## RECORDS SUPPLIED

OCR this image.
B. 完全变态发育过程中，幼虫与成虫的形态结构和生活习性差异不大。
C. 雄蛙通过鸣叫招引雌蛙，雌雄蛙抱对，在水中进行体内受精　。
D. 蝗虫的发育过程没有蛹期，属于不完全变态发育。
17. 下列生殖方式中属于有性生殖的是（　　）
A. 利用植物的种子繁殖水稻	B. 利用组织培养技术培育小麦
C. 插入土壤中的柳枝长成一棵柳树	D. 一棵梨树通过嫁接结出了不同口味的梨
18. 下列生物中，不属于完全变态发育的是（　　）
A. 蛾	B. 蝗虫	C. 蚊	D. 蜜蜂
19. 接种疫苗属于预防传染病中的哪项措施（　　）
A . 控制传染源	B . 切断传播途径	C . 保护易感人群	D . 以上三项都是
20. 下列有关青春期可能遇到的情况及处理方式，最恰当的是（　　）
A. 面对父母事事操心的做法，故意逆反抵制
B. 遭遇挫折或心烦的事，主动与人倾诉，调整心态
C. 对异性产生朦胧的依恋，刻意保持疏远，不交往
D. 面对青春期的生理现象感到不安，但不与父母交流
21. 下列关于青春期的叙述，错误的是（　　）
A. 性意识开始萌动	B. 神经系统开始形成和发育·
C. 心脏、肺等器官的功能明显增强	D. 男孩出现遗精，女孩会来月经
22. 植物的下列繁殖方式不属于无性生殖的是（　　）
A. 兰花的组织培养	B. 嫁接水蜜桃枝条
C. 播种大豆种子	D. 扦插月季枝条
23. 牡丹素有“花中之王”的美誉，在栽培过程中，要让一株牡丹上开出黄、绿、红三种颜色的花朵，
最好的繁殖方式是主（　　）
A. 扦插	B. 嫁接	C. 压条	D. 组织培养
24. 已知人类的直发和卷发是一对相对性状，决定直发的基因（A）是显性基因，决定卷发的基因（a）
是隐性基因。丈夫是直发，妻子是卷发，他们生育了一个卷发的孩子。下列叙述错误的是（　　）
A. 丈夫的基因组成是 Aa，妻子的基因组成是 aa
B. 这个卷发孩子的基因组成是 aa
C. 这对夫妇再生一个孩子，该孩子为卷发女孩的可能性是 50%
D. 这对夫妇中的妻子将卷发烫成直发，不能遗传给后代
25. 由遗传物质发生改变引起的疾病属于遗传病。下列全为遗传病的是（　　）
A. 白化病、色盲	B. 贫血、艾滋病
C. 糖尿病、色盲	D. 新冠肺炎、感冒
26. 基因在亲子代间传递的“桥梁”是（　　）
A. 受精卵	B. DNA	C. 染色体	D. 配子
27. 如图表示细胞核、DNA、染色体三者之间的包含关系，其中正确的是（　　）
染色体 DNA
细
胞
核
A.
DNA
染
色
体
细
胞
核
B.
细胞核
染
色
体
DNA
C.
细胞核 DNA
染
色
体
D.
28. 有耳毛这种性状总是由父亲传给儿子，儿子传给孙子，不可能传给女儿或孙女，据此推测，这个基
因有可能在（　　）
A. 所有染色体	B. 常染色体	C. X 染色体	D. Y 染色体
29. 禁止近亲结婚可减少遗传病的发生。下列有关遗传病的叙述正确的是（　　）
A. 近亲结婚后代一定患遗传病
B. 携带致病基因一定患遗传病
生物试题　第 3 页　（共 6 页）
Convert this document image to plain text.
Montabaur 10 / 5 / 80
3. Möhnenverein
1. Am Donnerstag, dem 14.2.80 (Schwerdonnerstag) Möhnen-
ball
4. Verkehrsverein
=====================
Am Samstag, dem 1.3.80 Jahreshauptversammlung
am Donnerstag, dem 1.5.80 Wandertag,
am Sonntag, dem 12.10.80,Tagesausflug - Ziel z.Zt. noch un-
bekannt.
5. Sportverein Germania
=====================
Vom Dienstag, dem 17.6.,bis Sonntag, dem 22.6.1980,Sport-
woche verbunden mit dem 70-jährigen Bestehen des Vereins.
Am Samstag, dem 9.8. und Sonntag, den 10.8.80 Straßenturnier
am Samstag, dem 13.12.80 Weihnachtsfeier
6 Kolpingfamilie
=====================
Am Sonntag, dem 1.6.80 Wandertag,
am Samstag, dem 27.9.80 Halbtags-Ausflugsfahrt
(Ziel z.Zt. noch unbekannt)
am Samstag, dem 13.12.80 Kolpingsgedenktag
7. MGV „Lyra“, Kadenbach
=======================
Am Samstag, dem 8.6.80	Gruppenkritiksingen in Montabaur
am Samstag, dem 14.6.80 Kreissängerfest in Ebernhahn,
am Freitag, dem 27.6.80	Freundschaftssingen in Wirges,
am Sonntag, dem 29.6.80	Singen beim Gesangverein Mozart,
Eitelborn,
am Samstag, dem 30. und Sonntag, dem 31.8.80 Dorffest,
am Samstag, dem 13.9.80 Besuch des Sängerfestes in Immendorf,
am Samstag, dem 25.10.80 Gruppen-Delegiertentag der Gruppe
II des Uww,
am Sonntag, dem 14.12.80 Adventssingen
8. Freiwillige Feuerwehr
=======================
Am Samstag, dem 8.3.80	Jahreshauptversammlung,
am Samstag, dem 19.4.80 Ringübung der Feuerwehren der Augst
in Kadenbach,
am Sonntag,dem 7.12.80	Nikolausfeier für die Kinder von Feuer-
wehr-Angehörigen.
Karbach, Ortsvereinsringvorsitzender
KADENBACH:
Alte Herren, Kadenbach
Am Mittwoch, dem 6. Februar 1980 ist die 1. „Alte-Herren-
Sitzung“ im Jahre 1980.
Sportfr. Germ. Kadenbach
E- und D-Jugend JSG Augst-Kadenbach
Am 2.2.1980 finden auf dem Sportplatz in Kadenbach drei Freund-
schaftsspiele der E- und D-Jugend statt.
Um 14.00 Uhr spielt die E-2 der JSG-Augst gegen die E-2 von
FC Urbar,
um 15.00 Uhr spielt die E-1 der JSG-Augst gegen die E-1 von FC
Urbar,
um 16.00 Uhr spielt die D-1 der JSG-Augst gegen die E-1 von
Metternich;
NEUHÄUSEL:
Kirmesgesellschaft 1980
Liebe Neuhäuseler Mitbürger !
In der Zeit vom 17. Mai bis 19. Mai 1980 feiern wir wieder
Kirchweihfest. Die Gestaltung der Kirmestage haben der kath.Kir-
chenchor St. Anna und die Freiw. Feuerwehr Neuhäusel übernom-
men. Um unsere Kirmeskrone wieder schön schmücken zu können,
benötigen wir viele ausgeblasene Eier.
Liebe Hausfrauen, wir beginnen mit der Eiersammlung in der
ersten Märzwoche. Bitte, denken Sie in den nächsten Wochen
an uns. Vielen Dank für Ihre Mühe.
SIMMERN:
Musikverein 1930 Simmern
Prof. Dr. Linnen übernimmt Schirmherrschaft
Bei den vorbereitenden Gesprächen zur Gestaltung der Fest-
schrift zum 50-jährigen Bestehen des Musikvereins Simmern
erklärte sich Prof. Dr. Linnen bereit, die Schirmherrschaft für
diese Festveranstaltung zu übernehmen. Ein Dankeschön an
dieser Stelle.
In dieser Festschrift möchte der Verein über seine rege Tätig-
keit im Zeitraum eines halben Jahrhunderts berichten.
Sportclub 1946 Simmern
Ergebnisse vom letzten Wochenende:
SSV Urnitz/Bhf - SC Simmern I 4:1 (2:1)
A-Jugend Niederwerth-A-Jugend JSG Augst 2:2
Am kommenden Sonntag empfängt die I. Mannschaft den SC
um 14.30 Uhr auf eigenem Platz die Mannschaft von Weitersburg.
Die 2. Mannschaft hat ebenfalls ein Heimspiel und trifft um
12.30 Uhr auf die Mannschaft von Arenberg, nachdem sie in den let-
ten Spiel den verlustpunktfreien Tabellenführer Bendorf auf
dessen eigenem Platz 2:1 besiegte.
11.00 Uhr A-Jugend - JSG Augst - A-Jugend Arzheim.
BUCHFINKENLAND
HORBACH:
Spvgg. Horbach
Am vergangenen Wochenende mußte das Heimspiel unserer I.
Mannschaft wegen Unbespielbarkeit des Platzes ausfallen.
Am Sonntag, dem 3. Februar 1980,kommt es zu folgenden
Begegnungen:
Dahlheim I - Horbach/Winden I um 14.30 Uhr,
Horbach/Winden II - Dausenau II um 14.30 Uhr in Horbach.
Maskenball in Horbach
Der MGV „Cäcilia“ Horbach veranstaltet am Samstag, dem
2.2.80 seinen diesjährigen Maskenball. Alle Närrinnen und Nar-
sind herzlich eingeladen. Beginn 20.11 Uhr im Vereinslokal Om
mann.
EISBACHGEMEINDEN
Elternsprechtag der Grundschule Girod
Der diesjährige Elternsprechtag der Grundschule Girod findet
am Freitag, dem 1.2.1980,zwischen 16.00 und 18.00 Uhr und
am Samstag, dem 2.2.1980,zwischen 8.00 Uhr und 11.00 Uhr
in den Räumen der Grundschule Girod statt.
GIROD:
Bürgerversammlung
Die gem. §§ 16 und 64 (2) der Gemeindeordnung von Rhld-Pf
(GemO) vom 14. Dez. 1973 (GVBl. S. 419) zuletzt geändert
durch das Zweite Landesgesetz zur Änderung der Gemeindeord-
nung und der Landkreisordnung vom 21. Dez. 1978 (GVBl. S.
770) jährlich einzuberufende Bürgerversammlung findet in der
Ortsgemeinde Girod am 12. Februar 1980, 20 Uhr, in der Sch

## WHAT YOU ARE ASKED TO DO
Search the records for the string "Bürgerversammlung" and return every line in which it occurs.

## WRITTEN SOLUTION
Bürgerversammlung
770) jährlich einzuberufende Bürgerversammlung findet in der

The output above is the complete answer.